* [SUPPLIED MATERIAL]:
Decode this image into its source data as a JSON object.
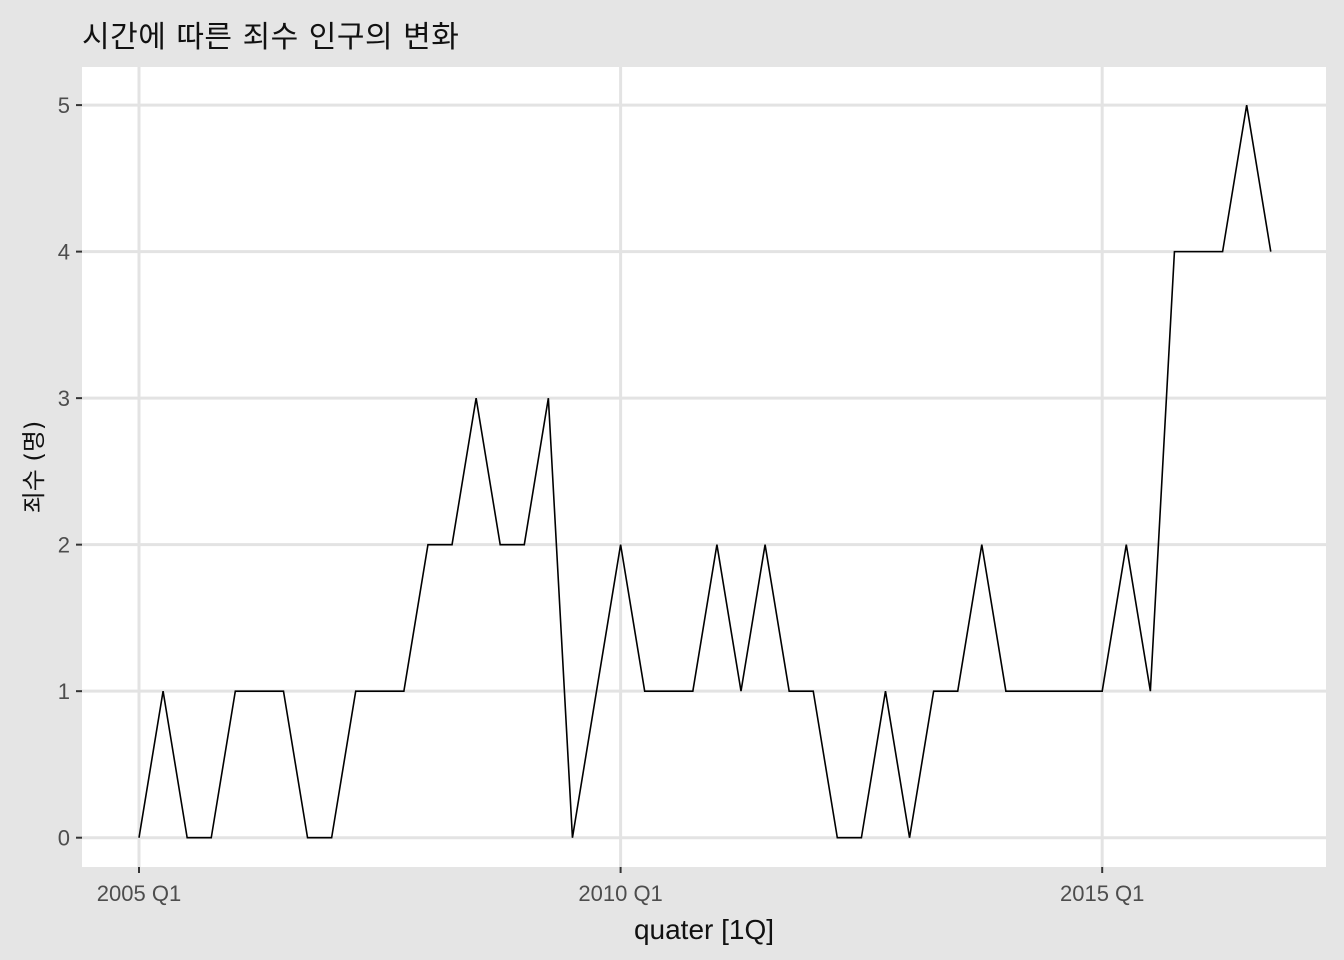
{
  "chart_data": {
    "type": "line",
    "title": "시간에 따른 죄수 인구의 변화",
    "xlabel": "quater [1Q]",
    "ylabel": "죄수 (명)",
    "x_tick_labels": [
      "2005 Q1",
      "2010 Q1",
      "2015 Q1"
    ],
    "x_tick_positions": [
      0,
      20,
      40
    ],
    "y_ticks": [
      0,
      1,
      2,
      3,
      4,
      5
    ],
    "ylim": [
      -0.2,
      5.26
    ],
    "grid": true,
    "legend": "none",
    "x": [
      "2005 Q1",
      "2005 Q2",
      "2005 Q3",
      "2005 Q4",
      "2006 Q1",
      "2006 Q2",
      "2006 Q3",
      "2006 Q4",
      "2007 Q1",
      "2007 Q2",
      "2007 Q3",
      "2007 Q4",
      "2008 Q1",
      "2008 Q2",
      "2008 Q3",
      "2008 Q4",
      "2009 Q1",
      "2009 Q2",
      "2009 Q3",
      "2009 Q4",
      "2010 Q1",
      "2010 Q2",
      "2010 Q3",
      "2010 Q4",
      "2011 Q1",
      "2011 Q2",
      "2011 Q3",
      "2011 Q4",
      "2012 Q1",
      "2012 Q2",
      "2012 Q3",
      "2012 Q4",
      "2013 Q1",
      "2013 Q2",
      "2013 Q3",
      "2013 Q4",
      "2014 Q1",
      "2014 Q2",
      "2014 Q3",
      "2014 Q4",
      "2015 Q1",
      "2015 Q2",
      "2015 Q3",
      "2015 Q4",
      "2016 Q1",
      "2016 Q2",
      "2016 Q3",
      "2016 Q4"
    ],
    "values": [
      0,
      1,
      0,
      0,
      1,
      1,
      1,
      0,
      0,
      1,
      1,
      1,
      2,
      2,
      3,
      2,
      2,
      3,
      0,
      1,
      2,
      1,
      1,
      1,
      2,
      1,
      2,
      1,
      1,
      0,
      0,
      1,
      0,
      1,
      1,
      2,
      1,
      1,
      1,
      1,
      1,
      2,
      1,
      4,
      4,
      4,
      5,
      4
    ],
    "colors": {
      "panel": "#ffffff",
      "background": "#e5e5e5",
      "grid": "#e3e3e3",
      "line": "#000000"
    }
  }
}
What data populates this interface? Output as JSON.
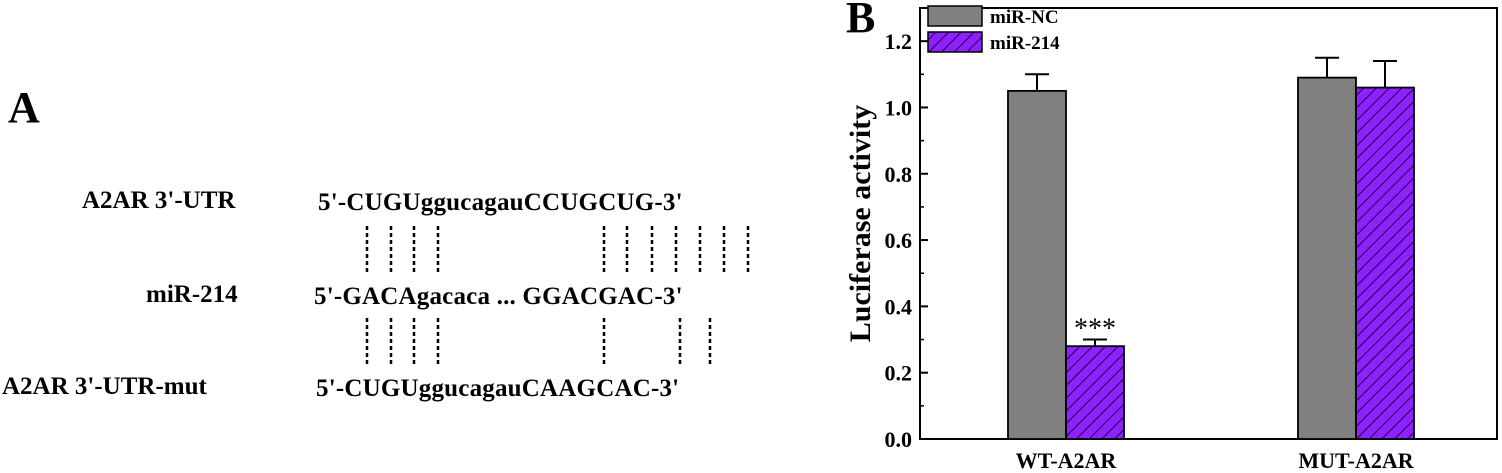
{
  "panel_a": {
    "letter": "A",
    "rows": [
      {
        "label": "A2AR 3'-UTR",
        "sequence": "5'-CUGUggucagauCCUGCUG-3'"
      },
      {
        "label": "miR-214",
        "sequence": "5'-GACAgacaca ... GGACGAC-3'"
      },
      {
        "label": "A2AR 3'-UTR-mut",
        "sequence": "5'-CUGUggucagauCAAGCAC-3'"
      }
    ]
  },
  "panel_b": {
    "letter": "B"
  },
  "chart_data": {
    "type": "bar",
    "categories": [
      "WT-A2AR",
      "MUT-A2AR"
    ],
    "series": [
      {
        "name": "miR-NC",
        "values": [
          1.05,
          1.09
        ],
        "errors": [
          0.05,
          0.06
        ],
        "color": "#808080",
        "pattern": "solid"
      },
      {
        "name": "miR-214",
        "values": [
          0.28,
          1.06
        ],
        "errors": [
          0.02,
          0.08
        ],
        "color": "#8f20ff",
        "pattern": "diagonal-hatch"
      }
    ],
    "annotations": [
      {
        "category": "WT-A2AR",
        "series": "miR-214",
        "text": "***"
      }
    ],
    "xlabel": "",
    "ylabel": "Luciferase activity",
    "ylim": [
      0,
      1.3
    ],
    "yticks": [
      "0.0",
      "0.2",
      "0.4",
      "0.6",
      "0.8",
      "1.0",
      "1.2"
    ],
    "legend_position": "top-left",
    "grid": false
  }
}
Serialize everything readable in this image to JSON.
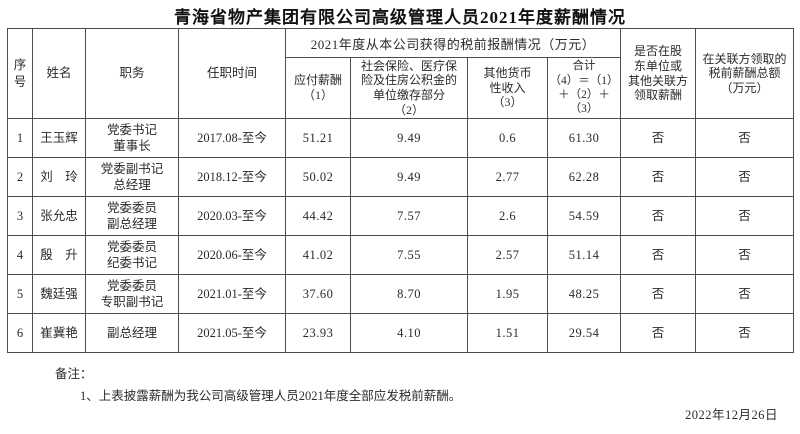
{
  "title": "青海省物产集团有限公司高级管理人员2021年度薪酬情况",
  "table": {
    "header": {
      "seq": "序\n号",
      "name": "姓名",
      "position": "职务",
      "tenure": "任职时间",
      "group": "2021年度从本公司获得的税前报酬情况（万元）",
      "payable": "应付薪酬\n（1）",
      "insurance": "社会保险、医疗保\n险及住房公积金的\n单位缴存部分\n（2）",
      "other": "其他货币\n性收入\n（3）",
      "total": "合计\n（4）＝（1）\n＋（2）＋\n（3）",
      "flag": "是否在股\n东单位或\n其他关联方\n领取薪酬",
      "amount": "在关联方领取的\n税前薪酬总额\n（万元）"
    },
    "rows": [
      {
        "seq": "1",
        "name": "王玉辉",
        "position": "党委书记\n董事长",
        "tenure": "2017.08-至今",
        "payable": "51.21",
        "insurance": "9.49",
        "other": "0.6",
        "total": "61.30",
        "flag": "否",
        "amount": "否"
      },
      {
        "seq": "2",
        "name": "刘　玲",
        "position": "党委副书记\n总经理",
        "tenure": "2018.12-至今",
        "payable": "50.02",
        "insurance": "9.49",
        "other": "2.77",
        "total": "62.28",
        "flag": "否",
        "amount": "否"
      },
      {
        "seq": "3",
        "name": "张允忠",
        "position": "党委委员\n副总经理",
        "tenure": "2020.03-至今",
        "payable": "44.42",
        "insurance": "7.57",
        "other": "2.6",
        "total": "54.59",
        "flag": "否",
        "amount": "否"
      },
      {
        "seq": "4",
        "name": "殷　升",
        "position": "党委委员\n纪委书记",
        "tenure": "2020.06-至今",
        "payable": "41.02",
        "insurance": "7.55",
        "other": "2.57",
        "total": "51.14",
        "flag": "否",
        "amount": "否"
      },
      {
        "seq": "5",
        "name": "魏廷强",
        "position": "党委委员\n专职副书记",
        "tenure": "2021.01-至今",
        "payable": "37.60",
        "insurance": "8.70",
        "other": "1.95",
        "total": "48.25",
        "flag": "否",
        "amount": "否"
      },
      {
        "seq": "6",
        "name": "崔冀艳",
        "position": "副总经理",
        "tenure": "2021.05-至今",
        "payable": "23.93",
        "insurance": "4.10",
        "other": "1.51",
        "total": "29.54",
        "flag": "否",
        "amount": "否"
      }
    ]
  },
  "notes": {
    "label": "备注：",
    "items": [
      "1、上表披露薪酬为我公司高级管理人员2021年度全部应发税前薪酬。"
    ]
  },
  "date": "2022年12月26日"
}
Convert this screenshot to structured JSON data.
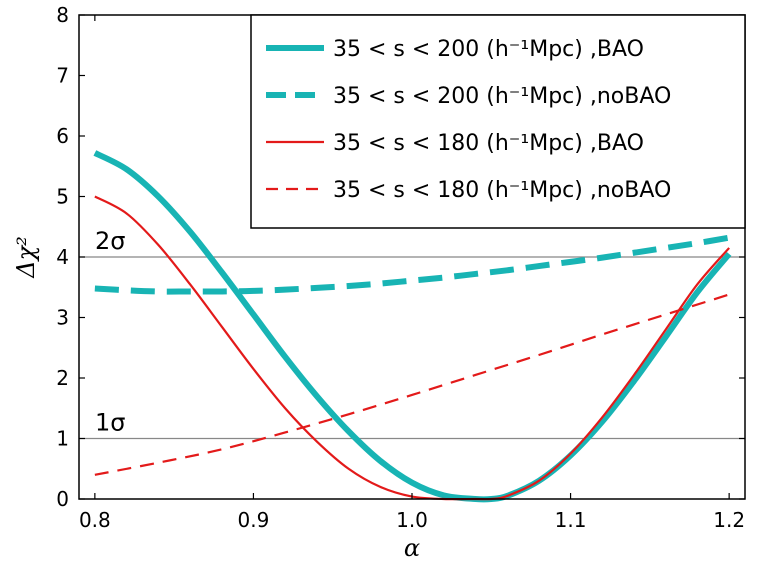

* [WHAT YOU SHOULD DO]: Repeat the data above exactly, but not the pictures.

* [SOLUTION FOR THIS TASK]:
Decode this image into its source data as a JSON object.
{
  "chart_data": {
    "type": "line",
    "title": "시간에 따른 죄수 인구의 변화",
    "xlabel": "quater [1Q]",
    "ylabel": "죄수 (명)",
    "x_tick_labels": [
      "2005 Q1",
      "2010 Q1",
      "2015 Q1"
    ],
    "x_tick_positions": [
      0,
      20,
      40
    ],
    "y_ticks": [
      0,
      1,
      2,
      3,
      4,
      5
    ],
    "ylim": [
      -0.2,
      5.26
    ],
    "grid": true,
    "legend": "none",
    "x": [
      "2005 Q1",
      "2005 Q2",
      "2005 Q3",
      "2005 Q4",
      "2006 Q1",
      "2006 Q2",
      "2006 Q3",
      "2006 Q4",
      "2007 Q1",
      "2007 Q2",
      "2007 Q3",
      "2007 Q4",
      "2008 Q1",
      "2008 Q2",
      "2008 Q3",
      "2008 Q4",
      "2009 Q1",
      "2009 Q2",
      "2009 Q3",
      "2009 Q4",
      "2010 Q1",
      "2010 Q2",
      "2010 Q3",
      "2010 Q4",
      "2011 Q1",
      "2011 Q2",
      "2011 Q3",
      "2011 Q4",
      "2012 Q1",
      "2012 Q2",
      "2012 Q3",
      "2012 Q4",
      "2013 Q1",
      "2013 Q2",
      "2013 Q3",
      "2013 Q4",
      "2014 Q1",
      "2014 Q2",
      "2014 Q3",
      "2014 Q4",
      "2015 Q1",
      "2015 Q2",
      "2015 Q3",
      "2015 Q4",
      "2016 Q1",
      "2016 Q2",
      "2016 Q3",
      "2016 Q4"
    ],
    "values": [
      0,
      1,
      0,
      0,
      1,
      1,
      1,
      0,
      0,
      1,
      1,
      1,
      2,
      2,
      3,
      2,
      2,
      3,
      0,
      1,
      2,
      1,
      1,
      1,
      2,
      1,
      2,
      1,
      1,
      0,
      0,
      1,
      0,
      1,
      1,
      2,
      1,
      1,
      1,
      1,
      1,
      2,
      1,
      4,
      4,
      4,
      5,
      4
    ],
    "colors": {
      "panel": "#ffffff",
      "background": "#e5e5e5",
      "grid": "#e3e3e3",
      "line": "#000000"
    }
  }
}
What data populates this interface? Output as JSON.
{
  "panel_a": {
    "letter": "A",
    "rows": [
      {
        "label": "A2AR 3'-UTR",
        "sequence": "5'-CUGUggucagauCCUGCUG-3'"
      },
      {
        "label": "miR-214",
        "sequence": "5'-GACAgacaca ... GGACGAC-3'"
      },
      {
        "label": "A2AR 3'-UTR-mut",
        "sequence": "5'-CUGUggucagauCAAGCAC-3'"
      }
    ]
  },
  "panel_b": {
    "letter": "B"
  },
  "chart_data": {
    "type": "bar",
    "categories": [
      "WT-A2AR",
      "MUT-A2AR"
    ],
    "series": [
      {
        "name": "miR-NC",
        "values": [
          1.05,
          1.09
        ],
        "errors": [
          0.05,
          0.06
        ],
        "color": "#808080",
        "pattern": "solid"
      },
      {
        "name": "miR-214",
        "values": [
          0.28,
          1.06
        ],
        "errors": [
          0.02,
          0.08
        ],
        "color": "#8f20ff",
        "pattern": "diagonal-hatch"
      }
    ],
    "annotations": [
      {
        "category": "WT-A2AR",
        "series": "miR-214",
        "text": "***"
      }
    ],
    "xlabel": "",
    "ylabel": "Luciferase activity",
    "ylim": [
      0,
      1.3
    ],
    "yticks": [
      "0.0",
      "0.2",
      "0.4",
      "0.6",
      "0.8",
      "1.0",
      "1.2"
    ],
    "legend_position": "top-left",
    "grid": false
  }
}
Serialize everything readable in this image to JSON.
{
  "title": "青海省物产集团有限公司高级管理人员2021年度薪酬情况",
  "table": {
    "header": {
      "seq": "序\n号",
      "name": "姓名",
      "position": "职务",
      "tenure": "任职时间",
      "group": "2021年度从本公司获得的税前报酬情况（万元）",
      "payable": "应付薪酬\n（1）",
      "insurance": "社会保险、医疗保\n险及住房公积金的\n单位缴存部分\n（2）",
      "other": "其他货币\n性收入\n（3）",
      "total": "合计\n（4）＝（1）\n＋（2）＋\n（3）",
      "flag": "是否在股\n东单位或\n其他关联方\n领取薪酬",
      "amount": "在关联方领取的\n税前薪酬总额\n（万元）"
    },
    "rows": [
      {
        "seq": "1",
        "name": "王玉辉",
        "position": "党委书记\n董事长",
        "tenure": "2017.08-至今",
        "payable": "51.21",
        "insurance": "9.49",
        "other": "0.6",
        "total": "61.30",
        "flag": "否",
        "amount": "否"
      },
      {
        "seq": "2",
        "name": "刘　玲",
        "position": "党委副书记\n总经理",
        "tenure": "2018.12-至今",
        "payable": "50.02",
        "insurance": "9.49",
        "other": "2.77",
        "total": "62.28",
        "flag": "否",
        "amount": "否"
      },
      {
        "seq": "3",
        "name": "张允忠",
        "position": "党委委员\n副总经理",
        "tenure": "2020.03-至今",
        "payable": "44.42",
        "insurance": "7.57",
        "other": "2.6",
        "total": "54.59",
        "flag": "否",
        "amount": "否"
      },
      {
        "seq": "4",
        "name": "殷　升",
        "position": "党委委员\n纪委书记",
        "tenure": "2020.06-至今",
        "payable": "41.02",
        "insurance": "7.55",
        "other": "2.57",
        "total": "51.14",
        "flag": "否",
        "amount": "否"
      },
      {
        "seq": "5",
        "name": "魏廷强",
        "position": "党委委员\n专职副书记",
        "tenure": "2021.01-至今",
        "payable": "37.60",
        "insurance": "8.70",
        "other": "1.95",
        "total": "48.25",
        "flag": "否",
        "amount": "否"
      },
      {
        "seq": "6",
        "name": "崔冀艳",
        "position": "副总经理",
        "tenure": "2021.05-至今",
        "payable": "23.93",
        "insurance": "4.10",
        "other": "1.51",
        "total": "29.54",
        "flag": "否",
        "amount": "否"
      }
    ]
  },
  "notes": {
    "label": "备注：",
    "items": [
      "1、上表披露薪酬为我公司高级管理人员2021年度全部应发税前薪酬。"
    ]
  },
  "date": "2022年12月26日"
}
Convert this screenshot to structured JSON data.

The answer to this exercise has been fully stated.